This week, "American Idol" takes reality TV into its most foreign and unlikely terrain yet – charity. For two straight nights, it will turn its stage over to messages of hope and compassion as it attempts to turbo-charge its run-of-the-mill extravaganza proportions in the name of helping the poor and suffering of the world for a two night event called "Idol Gives Back."
But fear not that the epic competition is about to scale itself back into a PBS-pledge drive - earnest pleas before the volunteer phone ban cutting to heart-rending video of children with distended bellies delievered in amateurish zero-production value segments. This, after all, is American Idol and charity will come to it, not vice versa.
"I think our main thing," said Idol cornerstone, Judge Simon Cowell in a telephone interview, "is to make sure that for anybody who is a fan of American Idol, that they don’t feel too uncomfortable and most importantly they enjoy the event as an entertainment show. That is the number one priority because if we fail on that, this has all been a waste of time."

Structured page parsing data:

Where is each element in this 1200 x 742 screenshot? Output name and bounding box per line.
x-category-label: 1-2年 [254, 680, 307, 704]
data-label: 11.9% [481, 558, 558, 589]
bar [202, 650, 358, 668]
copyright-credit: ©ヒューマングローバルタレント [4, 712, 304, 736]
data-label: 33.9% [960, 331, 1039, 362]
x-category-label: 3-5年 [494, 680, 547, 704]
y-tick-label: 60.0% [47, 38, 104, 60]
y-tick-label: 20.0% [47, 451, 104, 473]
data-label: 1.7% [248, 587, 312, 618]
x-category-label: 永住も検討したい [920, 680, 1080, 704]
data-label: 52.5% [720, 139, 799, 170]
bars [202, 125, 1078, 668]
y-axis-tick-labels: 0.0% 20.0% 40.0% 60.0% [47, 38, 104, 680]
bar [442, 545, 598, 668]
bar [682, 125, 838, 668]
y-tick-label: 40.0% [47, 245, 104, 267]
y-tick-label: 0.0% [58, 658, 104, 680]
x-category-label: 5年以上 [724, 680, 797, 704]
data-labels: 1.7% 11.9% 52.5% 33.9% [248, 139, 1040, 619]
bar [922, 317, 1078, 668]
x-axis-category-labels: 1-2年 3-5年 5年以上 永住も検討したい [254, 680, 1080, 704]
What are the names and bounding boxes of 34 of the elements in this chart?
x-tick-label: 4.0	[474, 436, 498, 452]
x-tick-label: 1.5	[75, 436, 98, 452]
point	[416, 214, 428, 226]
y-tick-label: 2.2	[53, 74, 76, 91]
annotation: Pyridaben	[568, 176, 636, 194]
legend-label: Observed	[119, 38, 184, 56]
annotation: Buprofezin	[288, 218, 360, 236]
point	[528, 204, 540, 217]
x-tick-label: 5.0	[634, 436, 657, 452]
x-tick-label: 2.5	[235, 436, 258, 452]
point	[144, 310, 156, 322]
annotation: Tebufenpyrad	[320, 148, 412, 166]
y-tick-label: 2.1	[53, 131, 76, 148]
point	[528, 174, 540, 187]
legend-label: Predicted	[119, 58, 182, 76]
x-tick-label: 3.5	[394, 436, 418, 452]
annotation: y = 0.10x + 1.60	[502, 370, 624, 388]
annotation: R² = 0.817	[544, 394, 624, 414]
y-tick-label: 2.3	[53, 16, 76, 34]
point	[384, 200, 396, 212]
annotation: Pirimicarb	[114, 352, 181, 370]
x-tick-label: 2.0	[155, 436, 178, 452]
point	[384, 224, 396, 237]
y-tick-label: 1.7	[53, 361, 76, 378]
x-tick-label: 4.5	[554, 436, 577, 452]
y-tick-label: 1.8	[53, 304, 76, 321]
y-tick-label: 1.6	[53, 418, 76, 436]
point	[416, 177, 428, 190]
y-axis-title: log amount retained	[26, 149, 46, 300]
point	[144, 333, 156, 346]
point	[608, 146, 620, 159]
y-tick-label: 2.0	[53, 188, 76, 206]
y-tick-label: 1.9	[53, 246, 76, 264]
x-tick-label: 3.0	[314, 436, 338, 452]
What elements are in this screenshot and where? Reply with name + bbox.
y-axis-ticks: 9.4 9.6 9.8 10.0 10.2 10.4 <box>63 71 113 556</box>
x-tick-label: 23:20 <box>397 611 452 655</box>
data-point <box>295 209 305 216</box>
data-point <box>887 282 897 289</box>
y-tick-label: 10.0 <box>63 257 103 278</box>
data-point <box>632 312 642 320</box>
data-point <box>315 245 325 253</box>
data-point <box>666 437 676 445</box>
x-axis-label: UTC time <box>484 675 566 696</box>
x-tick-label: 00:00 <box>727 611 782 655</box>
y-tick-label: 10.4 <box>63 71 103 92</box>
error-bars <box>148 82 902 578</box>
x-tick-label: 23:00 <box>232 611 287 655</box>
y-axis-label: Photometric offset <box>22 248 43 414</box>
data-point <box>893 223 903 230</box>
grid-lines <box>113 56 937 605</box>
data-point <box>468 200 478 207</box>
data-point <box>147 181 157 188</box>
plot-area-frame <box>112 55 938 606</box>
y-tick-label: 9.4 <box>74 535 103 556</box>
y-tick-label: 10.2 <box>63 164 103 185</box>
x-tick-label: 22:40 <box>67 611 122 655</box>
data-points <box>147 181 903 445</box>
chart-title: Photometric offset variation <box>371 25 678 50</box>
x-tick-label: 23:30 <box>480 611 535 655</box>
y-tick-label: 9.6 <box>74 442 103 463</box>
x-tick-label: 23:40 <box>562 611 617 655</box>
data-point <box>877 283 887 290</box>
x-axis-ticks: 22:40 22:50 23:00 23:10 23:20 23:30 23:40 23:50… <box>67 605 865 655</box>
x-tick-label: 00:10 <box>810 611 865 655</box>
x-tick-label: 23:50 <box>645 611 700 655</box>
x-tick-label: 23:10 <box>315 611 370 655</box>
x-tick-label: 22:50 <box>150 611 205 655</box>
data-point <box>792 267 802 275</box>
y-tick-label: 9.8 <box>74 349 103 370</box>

__WORK ORDER 1__. In the American Idol charity article, why does Simon Cowell call viewers' enjoyment of the event as entertainment the number one priority? Explain in one to three sentences.
__WORK ORDER 2__. What is the name of the two-night event described in the American Idol charity article?
__WORK ORDER 3__. Please carry the American Idol charity article forward from its final sentence.

__EXERCISE ANSWER 1__. Cowell says that if the show fails to make fans comfortable and entertained, the whole effort will have been a waste of time. For that reason, making sure American Idol fans enjoy the event as an entertainment show comes first.

__EXERCISE ANSWER 2__. "Idol Gives Back."

__EXERCISE ANSWER 3__.
Not strictly a telethon, per se, Tuesday night’s IGB will attempt to harness "Idol’s" enormous voting machine (over 38 million cast on last week’s show) as a trigger for sponsored giving. As explained on the show’s website, after Tuesday’s performance show, “Each time you call, sponsors will make a donation to Charity Projects Entertainment Fund to help children and young people in the USA and Africa.” Wednesday night will combine Idol’s standard results show with performances from guest stars, with pleas for donations to the fund. The hope is that by creating a spectacle beyond even the normal absurdly spectacular Idol standards, the show might lure in the handful of Americans who do not already watch and entice them to charity no less. Committed performers include Sacha Baron Cohen, Gwen Stefani, Pink, Josh Grobin, Michael Buble, Annie Lennox and Bono and the return to the Idol stage of the original winner Kelly Clarkson. In addition, the show is hyping a secret mystery duet as the highlight of the night.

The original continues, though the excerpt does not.